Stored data
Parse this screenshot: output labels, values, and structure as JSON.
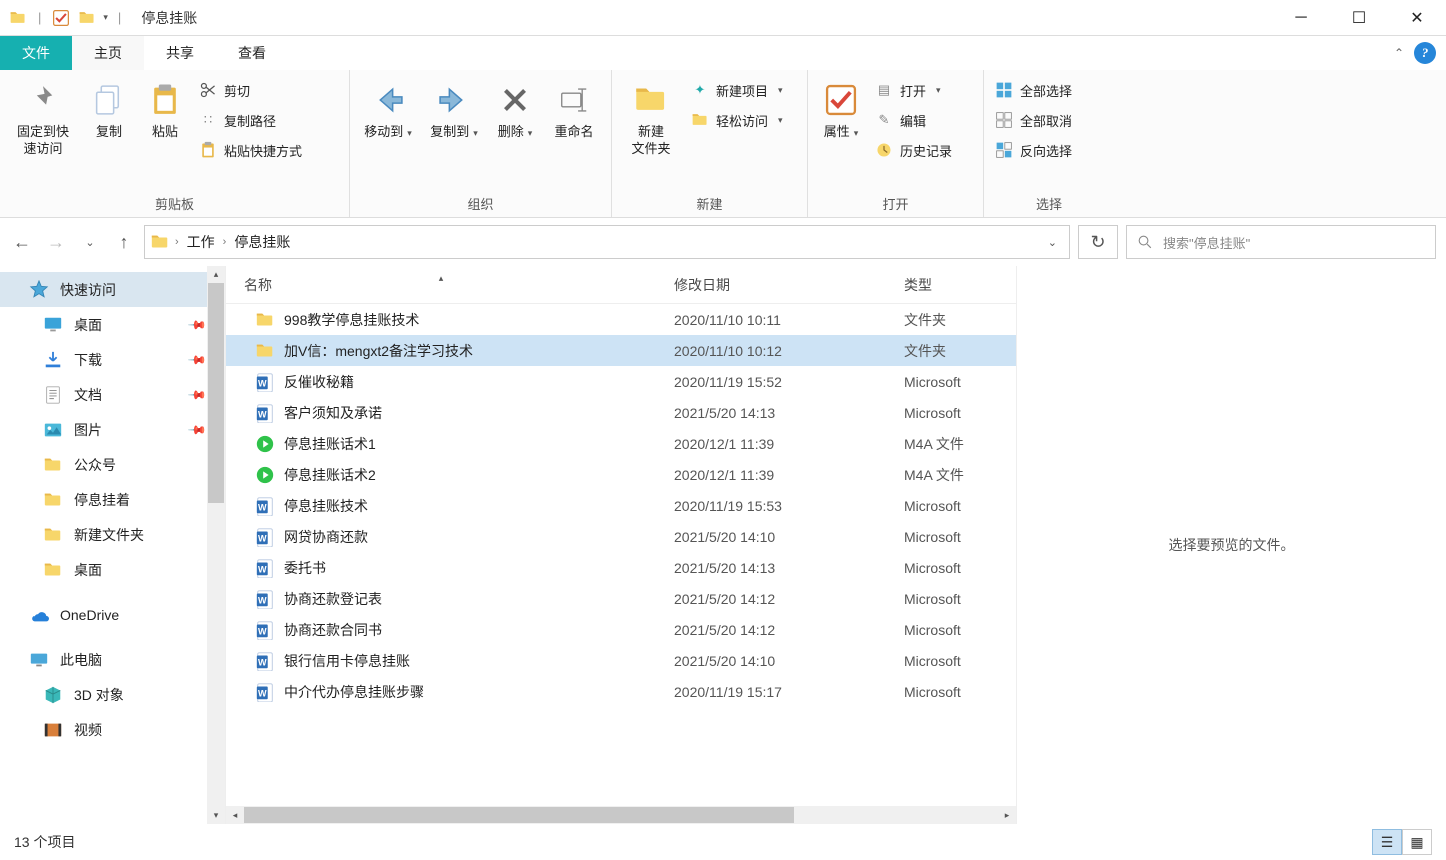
{
  "title": "停息挂账",
  "ribbon_tabs": {
    "file": "文件",
    "home": "主页",
    "share": "共享",
    "view": "查看"
  },
  "ribbon": {
    "clipboard": {
      "pin": "固定到快\n速访问",
      "copy": "复制",
      "paste": "粘贴",
      "cut": "剪切",
      "copypath": "复制路径",
      "pasteshortcut": "粘贴快捷方式",
      "label": "剪贴板"
    },
    "organize": {
      "moveto": "移动到",
      "copyto": "复制到",
      "delete": "删除",
      "rename": "重命名",
      "label": "组织"
    },
    "new": {
      "newfolder": "新建\n文件夹",
      "newitem": "新建项目",
      "easyaccess": "轻松访问",
      "label": "新建"
    },
    "open": {
      "properties": "属性",
      "open": "打开",
      "edit": "编辑",
      "history": "历史记录",
      "label": "打开"
    },
    "select": {
      "all": "全部选择",
      "none": "全部取消",
      "invert": "反向选择",
      "label": "选择"
    }
  },
  "breadcrumb": {
    "seg1": "工作",
    "seg2": "停息挂账"
  },
  "search_placeholder": "搜索\"停息挂账\"",
  "sidebar": {
    "quick": "快速访问",
    "desktop": "桌面",
    "downloads": "下载",
    "documents": "文档",
    "pictures": "图片",
    "f1": "公众号",
    "f2": "停息挂着",
    "f3": "新建文件夹",
    "f4": "桌面",
    "onedrive": "OneDrive",
    "thispc": "此电脑",
    "3d": "3D 对象",
    "video": "视频"
  },
  "columns": {
    "name": "名称",
    "date": "修改日期",
    "type": "类型"
  },
  "files": [
    {
      "icon": "folder",
      "name": "998教学停息挂账技术",
      "date": "2020/11/10 10:11",
      "type": "文件夹"
    },
    {
      "icon": "folder",
      "name": "加V信：mengxt2备注学习技术",
      "date": "2020/11/10 10:12",
      "type": "文件夹",
      "selected": true
    },
    {
      "icon": "word",
      "name": "反催收秘籍",
      "date": "2020/11/19 15:52",
      "type": "Microsoft"
    },
    {
      "icon": "word",
      "name": "客户须知及承诺",
      "date": "2021/5/20 14:13",
      "type": "Microsoft"
    },
    {
      "icon": "audio",
      "name": "停息挂账话术1",
      "date": "2020/12/1 11:39",
      "type": "M4A 文件"
    },
    {
      "icon": "audio",
      "name": "停息挂账话术2",
      "date": "2020/12/1 11:39",
      "type": "M4A 文件"
    },
    {
      "icon": "word",
      "name": "停息挂账技术",
      "date": "2020/11/19 15:53",
      "type": "Microsoft"
    },
    {
      "icon": "word",
      "name": "网贷协商还款",
      "date": "2021/5/20 14:10",
      "type": "Microsoft"
    },
    {
      "icon": "word",
      "name": "委托书",
      "date": "2021/5/20 14:13",
      "type": "Microsoft"
    },
    {
      "icon": "word",
      "name": "协商还款登记表",
      "date": "2021/5/20 14:12",
      "type": "Microsoft"
    },
    {
      "icon": "word",
      "name": "协商还款合同书",
      "date": "2021/5/20 14:12",
      "type": "Microsoft"
    },
    {
      "icon": "word",
      "name": "银行信用卡停息挂账",
      "date": "2021/5/20 14:10",
      "type": "Microsoft"
    },
    {
      "icon": "word",
      "name": "中介代办停息挂账步骤",
      "date": "2020/11/19 15:17",
      "type": "Microsoft"
    }
  ],
  "preview_hint": "选择要预览的文件。",
  "status_text": "13 个项目"
}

Given request
Using the material above, retype each entry exactly and omit the pictures.

The result
Parse this screenshot: output labels, values, and structure as JSON.
{
  "title": "停息挂账",
  "ribbon_tabs": {
    "file": "文件",
    "home": "主页",
    "share": "共享",
    "view": "查看"
  },
  "ribbon": {
    "clipboard": {
      "pin": "固定到快\n速访问",
      "copy": "复制",
      "paste": "粘贴",
      "cut": "剪切",
      "copypath": "复制路径",
      "pasteshortcut": "粘贴快捷方式",
      "label": "剪贴板"
    },
    "organize": {
      "moveto": "移动到",
      "copyto": "复制到",
      "delete": "删除",
      "rename": "重命名",
      "label": "组织"
    },
    "new": {
      "newfolder": "新建\n文件夹",
      "newitem": "新建项目",
      "easyaccess": "轻松访问",
      "label": "新建"
    },
    "open": {
      "properties": "属性",
      "open": "打开",
      "edit": "编辑",
      "history": "历史记录",
      "label": "打开"
    },
    "select": {
      "all": "全部选择",
      "none": "全部取消",
      "invert": "反向选择",
      "label": "选择"
    }
  },
  "breadcrumb": {
    "seg1": "工作",
    "seg2": "停息挂账"
  },
  "search_placeholder": "搜索\"停息挂账\"",
  "sidebar": {
    "quick": "快速访问",
    "desktop": "桌面",
    "downloads": "下载",
    "documents": "文档",
    "pictures": "图片",
    "f1": "公众号",
    "f2": "停息挂着",
    "f3": "新建文件夹",
    "f4": "桌面",
    "onedrive": "OneDrive",
    "thispc": "此电脑",
    "3d": "3D 对象",
    "video": "视频"
  },
  "columns": {
    "name": "名称",
    "date": "修改日期",
    "type": "类型"
  },
  "files": [
    {
      "icon": "folder",
      "name": "998教学停息挂账技术",
      "date": "2020/11/10 10:11",
      "type": "文件夹"
    },
    {
      "icon": "folder",
      "name": "加V信：mengxt2备注学习技术",
      "date": "2020/11/10 10:12",
      "type": "文件夹",
      "selected": true
    },
    {
      "icon": "word",
      "name": "反催收秘籍",
      "date": "2020/11/19 15:52",
      "type": "Microsoft"
    },
    {
      "icon": "word",
      "name": "客户须知及承诺",
      "date": "2021/5/20 14:13",
      "type": "Microsoft"
    },
    {
      "icon": "audio",
      "name": "停息挂账话术1",
      "date": "2020/12/1 11:39",
      "type": "M4A 文件"
    },
    {
      "icon": "audio",
      "name": "停息挂账话术2",
      "date": "2020/12/1 11:39",
      "type": "M4A 文件"
    },
    {
      "icon": "word",
      "name": "停息挂账技术",
      "date": "2020/11/19 15:53",
      "type": "Microsoft"
    },
    {
      "icon": "word",
      "name": "网贷协商还款",
      "date": "2021/5/20 14:10",
      "type": "Microsoft"
    },
    {
      "icon": "word",
      "name": "委托书",
      "date": "2021/5/20 14:13",
      "type": "Microsoft"
    },
    {
      "icon": "word",
      "name": "协商还款登记表",
      "date": "2021/5/20 14:12",
      "type": "Microsoft"
    },
    {
      "icon": "word",
      "name": "协商还款合同书",
      "date": "2021/5/20 14:12",
      "type": "Microsoft"
    },
    {
      "icon": "word",
      "name": "银行信用卡停息挂账",
      "date": "2021/5/20 14:10",
      "type": "Microsoft"
    },
    {
      "icon": "word",
      "name": "中介代办停息挂账步骤",
      "date": "2020/11/19 15:17",
      "type": "Microsoft"
    }
  ],
  "preview_hint": "选择要预览的文件。",
  "status_text": "13 个项目"
}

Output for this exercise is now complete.